> Requirements: Copy the listing from its first line through the line containing "major-tick [506, 223, 540, 228]", substituting "scale-label" for every "tick-label" and leaving everything else unchanged.

> Task material:
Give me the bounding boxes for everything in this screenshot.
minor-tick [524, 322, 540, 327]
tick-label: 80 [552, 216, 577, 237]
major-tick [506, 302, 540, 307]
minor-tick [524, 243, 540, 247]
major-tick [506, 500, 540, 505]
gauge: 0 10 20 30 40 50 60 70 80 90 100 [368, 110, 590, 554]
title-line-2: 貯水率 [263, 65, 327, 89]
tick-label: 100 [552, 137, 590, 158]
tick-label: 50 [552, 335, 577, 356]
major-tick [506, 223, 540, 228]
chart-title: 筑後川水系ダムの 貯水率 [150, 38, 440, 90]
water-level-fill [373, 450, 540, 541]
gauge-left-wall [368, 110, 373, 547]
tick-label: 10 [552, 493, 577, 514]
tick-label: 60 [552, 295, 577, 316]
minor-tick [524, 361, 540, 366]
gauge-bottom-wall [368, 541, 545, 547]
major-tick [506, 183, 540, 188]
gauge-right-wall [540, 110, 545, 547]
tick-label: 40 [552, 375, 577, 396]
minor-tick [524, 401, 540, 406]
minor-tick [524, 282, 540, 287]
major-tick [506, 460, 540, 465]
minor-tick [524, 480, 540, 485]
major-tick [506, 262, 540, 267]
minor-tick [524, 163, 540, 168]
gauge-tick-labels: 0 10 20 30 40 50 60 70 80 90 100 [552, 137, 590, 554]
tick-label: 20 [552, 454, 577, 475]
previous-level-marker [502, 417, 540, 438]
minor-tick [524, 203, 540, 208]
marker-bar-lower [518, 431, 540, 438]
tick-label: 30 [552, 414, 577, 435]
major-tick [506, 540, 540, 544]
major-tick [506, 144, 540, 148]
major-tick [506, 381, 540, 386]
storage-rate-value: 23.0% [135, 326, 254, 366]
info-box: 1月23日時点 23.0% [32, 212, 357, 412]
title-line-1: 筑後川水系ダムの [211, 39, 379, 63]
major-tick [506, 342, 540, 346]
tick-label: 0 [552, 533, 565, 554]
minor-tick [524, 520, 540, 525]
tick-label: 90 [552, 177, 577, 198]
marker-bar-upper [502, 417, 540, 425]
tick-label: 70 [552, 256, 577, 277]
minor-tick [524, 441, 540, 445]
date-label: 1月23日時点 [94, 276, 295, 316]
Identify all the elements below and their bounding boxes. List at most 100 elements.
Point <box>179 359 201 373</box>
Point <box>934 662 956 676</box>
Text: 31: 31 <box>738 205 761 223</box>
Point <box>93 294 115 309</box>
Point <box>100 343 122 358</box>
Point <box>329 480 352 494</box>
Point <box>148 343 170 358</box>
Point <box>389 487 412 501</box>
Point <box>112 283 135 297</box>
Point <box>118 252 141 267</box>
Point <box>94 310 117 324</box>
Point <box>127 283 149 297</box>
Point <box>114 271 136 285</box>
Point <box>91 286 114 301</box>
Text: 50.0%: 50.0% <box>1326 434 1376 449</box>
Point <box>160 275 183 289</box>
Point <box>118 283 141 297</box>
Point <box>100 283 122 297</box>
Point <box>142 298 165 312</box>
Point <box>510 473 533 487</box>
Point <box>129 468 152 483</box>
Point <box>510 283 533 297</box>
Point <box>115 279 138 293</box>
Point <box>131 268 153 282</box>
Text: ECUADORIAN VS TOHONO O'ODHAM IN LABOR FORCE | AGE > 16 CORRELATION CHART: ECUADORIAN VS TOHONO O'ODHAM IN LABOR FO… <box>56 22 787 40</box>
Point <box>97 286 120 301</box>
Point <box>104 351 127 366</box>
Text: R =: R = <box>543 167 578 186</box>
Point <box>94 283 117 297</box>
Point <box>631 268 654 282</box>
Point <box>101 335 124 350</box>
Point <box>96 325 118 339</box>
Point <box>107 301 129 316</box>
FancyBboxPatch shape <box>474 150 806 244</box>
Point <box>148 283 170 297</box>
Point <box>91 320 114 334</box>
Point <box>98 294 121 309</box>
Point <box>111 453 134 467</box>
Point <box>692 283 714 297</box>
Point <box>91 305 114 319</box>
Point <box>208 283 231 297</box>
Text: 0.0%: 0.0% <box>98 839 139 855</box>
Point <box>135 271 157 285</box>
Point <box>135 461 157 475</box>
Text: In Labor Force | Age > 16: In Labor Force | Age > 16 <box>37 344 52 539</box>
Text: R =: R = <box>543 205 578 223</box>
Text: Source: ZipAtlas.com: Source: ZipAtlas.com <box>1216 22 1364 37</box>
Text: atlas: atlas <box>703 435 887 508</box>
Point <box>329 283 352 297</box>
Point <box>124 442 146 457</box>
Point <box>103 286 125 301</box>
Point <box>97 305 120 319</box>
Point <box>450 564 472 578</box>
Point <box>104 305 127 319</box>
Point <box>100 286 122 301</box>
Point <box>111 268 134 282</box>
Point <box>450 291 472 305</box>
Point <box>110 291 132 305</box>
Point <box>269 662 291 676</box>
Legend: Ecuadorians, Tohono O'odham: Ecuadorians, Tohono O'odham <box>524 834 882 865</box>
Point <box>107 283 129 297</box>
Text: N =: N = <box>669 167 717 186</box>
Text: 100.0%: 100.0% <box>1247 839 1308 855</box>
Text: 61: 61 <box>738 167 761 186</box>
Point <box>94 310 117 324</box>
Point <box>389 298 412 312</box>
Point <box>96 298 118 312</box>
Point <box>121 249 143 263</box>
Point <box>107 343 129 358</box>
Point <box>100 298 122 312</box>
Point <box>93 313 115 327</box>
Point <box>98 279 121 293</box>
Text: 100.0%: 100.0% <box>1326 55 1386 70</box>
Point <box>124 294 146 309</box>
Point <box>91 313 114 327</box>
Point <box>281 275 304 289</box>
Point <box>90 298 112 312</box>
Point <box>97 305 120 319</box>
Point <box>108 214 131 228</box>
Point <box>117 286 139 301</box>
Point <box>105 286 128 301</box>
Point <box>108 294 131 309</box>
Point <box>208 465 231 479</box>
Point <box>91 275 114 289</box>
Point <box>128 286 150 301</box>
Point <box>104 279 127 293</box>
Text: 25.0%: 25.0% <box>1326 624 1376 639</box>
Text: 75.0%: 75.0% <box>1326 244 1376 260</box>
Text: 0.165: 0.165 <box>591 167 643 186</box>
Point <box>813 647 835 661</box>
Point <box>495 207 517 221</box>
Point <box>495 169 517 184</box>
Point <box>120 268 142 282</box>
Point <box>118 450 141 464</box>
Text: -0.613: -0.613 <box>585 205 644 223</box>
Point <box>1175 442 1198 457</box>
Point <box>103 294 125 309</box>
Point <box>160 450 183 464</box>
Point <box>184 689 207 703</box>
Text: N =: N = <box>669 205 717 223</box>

> Final result:
Give me the bounding boxes for everything in this screenshot.
minor-tick [524, 322, 540, 327]
scale-label: 80 [552, 216, 577, 237]
major-tick [506, 302, 540, 307]
minor-tick [524, 243, 540, 247]
major-tick [506, 500, 540, 505]
gauge: 0 10 20 30 40 50 60 70 80 90 100 [368, 110, 590, 554]
title-line-2: 貯水率 [263, 65, 327, 89]
scale-label: 100 [552, 137, 590, 158]
scale-label: 50 [552, 335, 577, 356]
major-tick [506, 223, 540, 228]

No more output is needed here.